* [DIRECTIONS]
Each line that holds the word "Polkowski" counts once. Give the total number of such lines and nothing else.

* [TASK INPUT]
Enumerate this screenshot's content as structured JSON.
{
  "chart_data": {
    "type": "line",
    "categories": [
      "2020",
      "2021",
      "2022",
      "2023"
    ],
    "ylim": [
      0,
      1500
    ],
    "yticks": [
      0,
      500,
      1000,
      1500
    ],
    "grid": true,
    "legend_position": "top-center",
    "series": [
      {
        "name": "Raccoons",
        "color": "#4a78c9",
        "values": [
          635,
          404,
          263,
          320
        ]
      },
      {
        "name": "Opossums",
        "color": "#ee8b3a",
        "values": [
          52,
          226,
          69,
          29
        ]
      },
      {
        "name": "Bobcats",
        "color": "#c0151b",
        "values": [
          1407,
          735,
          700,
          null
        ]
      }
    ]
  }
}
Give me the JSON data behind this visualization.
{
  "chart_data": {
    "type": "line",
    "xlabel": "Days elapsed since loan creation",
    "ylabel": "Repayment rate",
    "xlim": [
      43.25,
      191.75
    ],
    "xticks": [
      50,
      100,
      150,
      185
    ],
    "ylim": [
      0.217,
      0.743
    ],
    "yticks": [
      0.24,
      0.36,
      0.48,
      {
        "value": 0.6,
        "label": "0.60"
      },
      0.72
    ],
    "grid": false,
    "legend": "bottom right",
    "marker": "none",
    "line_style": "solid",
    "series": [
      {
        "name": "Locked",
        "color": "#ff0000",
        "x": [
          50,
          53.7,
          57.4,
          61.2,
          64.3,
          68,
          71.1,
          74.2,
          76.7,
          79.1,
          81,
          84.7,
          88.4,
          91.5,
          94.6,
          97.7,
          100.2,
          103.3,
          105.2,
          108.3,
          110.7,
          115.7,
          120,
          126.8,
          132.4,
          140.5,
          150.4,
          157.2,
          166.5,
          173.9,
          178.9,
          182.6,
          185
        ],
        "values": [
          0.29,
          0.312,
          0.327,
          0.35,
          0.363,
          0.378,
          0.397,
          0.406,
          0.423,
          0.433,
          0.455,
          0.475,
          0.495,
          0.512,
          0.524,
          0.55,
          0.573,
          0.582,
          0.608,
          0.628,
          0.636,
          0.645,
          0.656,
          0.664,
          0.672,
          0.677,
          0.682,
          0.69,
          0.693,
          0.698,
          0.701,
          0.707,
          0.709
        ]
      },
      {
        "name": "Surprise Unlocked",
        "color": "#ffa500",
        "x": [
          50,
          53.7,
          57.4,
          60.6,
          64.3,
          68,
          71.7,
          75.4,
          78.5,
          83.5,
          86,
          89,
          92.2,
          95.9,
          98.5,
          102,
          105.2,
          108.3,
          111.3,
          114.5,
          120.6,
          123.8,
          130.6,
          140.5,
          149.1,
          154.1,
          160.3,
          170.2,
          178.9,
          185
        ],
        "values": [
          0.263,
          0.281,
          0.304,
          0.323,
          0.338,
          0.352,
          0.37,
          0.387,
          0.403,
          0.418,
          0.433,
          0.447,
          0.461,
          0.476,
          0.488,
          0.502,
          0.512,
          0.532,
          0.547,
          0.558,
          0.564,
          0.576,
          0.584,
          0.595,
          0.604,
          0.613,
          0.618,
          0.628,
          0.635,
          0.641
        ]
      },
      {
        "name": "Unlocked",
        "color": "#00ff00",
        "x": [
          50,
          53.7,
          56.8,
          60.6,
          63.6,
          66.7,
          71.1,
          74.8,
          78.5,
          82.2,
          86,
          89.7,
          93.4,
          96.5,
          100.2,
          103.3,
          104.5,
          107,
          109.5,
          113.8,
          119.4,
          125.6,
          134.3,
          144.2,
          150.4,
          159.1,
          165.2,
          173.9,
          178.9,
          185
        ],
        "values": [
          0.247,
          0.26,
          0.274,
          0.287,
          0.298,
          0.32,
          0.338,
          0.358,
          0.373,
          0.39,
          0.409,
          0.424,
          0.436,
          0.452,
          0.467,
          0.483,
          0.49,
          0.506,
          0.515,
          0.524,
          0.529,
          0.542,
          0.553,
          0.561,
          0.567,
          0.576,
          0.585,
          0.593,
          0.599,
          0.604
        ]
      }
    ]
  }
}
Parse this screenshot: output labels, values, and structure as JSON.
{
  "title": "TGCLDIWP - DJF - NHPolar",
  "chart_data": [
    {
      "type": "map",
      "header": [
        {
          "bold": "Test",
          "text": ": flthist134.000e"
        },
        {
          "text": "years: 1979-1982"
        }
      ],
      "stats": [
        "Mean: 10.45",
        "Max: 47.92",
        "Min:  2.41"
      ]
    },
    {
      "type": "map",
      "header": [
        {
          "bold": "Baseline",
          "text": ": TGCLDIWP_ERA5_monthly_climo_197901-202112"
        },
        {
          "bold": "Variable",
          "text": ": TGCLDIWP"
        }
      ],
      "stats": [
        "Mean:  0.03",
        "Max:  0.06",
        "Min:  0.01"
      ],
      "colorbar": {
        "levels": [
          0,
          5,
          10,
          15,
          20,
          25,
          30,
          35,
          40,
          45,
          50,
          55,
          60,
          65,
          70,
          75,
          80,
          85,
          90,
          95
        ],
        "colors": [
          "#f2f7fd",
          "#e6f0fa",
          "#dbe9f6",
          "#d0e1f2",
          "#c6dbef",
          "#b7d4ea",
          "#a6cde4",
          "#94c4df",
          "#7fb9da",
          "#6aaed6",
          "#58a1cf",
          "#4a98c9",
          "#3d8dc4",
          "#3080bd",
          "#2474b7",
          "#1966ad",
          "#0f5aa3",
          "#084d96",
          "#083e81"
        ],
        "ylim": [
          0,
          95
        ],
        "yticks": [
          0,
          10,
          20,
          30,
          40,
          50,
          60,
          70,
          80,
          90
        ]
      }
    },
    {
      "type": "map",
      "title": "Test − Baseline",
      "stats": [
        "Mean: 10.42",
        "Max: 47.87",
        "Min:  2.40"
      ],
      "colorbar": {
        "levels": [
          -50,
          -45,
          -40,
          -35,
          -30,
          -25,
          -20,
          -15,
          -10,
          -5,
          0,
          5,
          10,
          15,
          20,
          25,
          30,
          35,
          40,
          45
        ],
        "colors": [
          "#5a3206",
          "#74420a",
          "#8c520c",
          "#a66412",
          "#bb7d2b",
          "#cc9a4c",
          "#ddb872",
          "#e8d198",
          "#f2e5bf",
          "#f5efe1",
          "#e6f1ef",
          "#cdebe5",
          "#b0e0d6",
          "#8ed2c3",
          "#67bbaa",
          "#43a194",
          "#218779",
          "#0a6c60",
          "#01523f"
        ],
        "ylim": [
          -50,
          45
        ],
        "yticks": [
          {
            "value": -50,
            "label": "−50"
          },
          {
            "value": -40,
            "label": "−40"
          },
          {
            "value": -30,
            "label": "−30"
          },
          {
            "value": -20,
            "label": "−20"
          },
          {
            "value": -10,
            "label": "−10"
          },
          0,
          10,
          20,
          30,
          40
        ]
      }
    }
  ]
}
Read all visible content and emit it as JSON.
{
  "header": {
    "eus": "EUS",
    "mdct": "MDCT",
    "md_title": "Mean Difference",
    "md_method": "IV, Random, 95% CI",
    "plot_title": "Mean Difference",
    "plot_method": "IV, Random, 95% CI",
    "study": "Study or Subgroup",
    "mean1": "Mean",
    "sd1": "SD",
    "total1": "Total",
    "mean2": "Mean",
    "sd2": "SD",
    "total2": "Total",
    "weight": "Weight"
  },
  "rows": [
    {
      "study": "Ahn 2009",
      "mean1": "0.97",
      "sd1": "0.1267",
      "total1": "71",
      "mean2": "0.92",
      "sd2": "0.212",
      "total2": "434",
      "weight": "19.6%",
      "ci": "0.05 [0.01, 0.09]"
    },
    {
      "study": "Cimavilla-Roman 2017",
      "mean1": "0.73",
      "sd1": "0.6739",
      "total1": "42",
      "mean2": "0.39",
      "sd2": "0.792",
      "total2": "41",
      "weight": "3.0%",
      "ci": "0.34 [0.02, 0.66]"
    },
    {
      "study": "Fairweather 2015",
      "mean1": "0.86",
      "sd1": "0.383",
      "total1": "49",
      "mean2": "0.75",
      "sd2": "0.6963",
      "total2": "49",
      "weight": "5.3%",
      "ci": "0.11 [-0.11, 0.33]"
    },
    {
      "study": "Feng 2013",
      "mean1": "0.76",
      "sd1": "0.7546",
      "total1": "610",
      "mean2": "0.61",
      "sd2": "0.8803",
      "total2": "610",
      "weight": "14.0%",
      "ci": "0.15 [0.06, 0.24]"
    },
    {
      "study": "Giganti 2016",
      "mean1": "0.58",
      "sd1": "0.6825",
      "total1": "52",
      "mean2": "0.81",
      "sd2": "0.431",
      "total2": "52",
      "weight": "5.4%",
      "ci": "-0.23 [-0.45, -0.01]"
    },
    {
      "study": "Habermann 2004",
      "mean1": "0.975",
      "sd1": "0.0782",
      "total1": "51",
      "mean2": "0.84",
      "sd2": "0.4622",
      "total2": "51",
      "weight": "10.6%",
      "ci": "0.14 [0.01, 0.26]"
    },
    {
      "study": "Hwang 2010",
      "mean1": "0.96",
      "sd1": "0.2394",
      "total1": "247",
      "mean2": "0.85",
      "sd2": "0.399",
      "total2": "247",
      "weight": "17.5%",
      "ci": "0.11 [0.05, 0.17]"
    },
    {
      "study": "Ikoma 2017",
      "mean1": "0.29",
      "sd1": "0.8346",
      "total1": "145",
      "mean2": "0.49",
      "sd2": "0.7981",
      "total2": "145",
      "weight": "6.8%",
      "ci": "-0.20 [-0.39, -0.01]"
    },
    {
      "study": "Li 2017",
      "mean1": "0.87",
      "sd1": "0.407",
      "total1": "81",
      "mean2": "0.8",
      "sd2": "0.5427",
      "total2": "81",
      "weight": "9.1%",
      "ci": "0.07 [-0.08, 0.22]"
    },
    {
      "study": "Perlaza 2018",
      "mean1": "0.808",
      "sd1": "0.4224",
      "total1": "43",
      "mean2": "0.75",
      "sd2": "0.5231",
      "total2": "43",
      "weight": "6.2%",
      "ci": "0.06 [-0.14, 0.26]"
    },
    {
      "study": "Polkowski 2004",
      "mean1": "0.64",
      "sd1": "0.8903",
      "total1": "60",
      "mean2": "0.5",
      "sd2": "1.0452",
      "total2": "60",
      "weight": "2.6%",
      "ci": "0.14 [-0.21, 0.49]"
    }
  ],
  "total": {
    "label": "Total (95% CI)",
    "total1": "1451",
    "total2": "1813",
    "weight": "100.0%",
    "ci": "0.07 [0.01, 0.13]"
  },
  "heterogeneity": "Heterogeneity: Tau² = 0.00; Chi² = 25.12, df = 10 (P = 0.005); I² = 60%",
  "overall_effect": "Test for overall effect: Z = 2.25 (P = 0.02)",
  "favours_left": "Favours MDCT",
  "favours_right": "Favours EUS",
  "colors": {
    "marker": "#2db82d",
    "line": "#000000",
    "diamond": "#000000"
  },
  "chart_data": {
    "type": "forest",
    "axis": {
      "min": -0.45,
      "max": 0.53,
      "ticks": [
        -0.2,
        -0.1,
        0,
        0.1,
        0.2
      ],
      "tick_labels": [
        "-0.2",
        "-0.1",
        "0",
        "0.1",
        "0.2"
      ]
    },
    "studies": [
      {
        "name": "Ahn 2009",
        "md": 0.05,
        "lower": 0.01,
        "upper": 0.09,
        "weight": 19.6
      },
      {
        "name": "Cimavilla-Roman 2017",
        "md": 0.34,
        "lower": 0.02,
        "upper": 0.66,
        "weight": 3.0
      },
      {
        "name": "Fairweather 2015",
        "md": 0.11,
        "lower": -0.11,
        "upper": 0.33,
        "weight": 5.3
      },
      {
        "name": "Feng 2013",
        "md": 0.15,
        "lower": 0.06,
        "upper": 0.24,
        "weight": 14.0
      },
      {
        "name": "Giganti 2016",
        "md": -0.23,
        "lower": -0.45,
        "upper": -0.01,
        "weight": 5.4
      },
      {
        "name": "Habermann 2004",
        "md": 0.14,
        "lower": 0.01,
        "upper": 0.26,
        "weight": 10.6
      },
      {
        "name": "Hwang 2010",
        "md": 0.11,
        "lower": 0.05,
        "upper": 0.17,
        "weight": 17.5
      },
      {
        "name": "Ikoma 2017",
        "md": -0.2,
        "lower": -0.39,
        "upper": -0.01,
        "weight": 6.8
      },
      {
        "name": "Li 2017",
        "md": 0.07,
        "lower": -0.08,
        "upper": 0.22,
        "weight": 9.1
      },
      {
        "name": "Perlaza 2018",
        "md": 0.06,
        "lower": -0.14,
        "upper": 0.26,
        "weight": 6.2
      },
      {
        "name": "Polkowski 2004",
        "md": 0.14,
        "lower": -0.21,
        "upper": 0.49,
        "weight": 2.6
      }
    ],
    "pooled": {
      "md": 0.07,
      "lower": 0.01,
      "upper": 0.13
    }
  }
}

* [SOLUTION TO THE EXERCISE]
2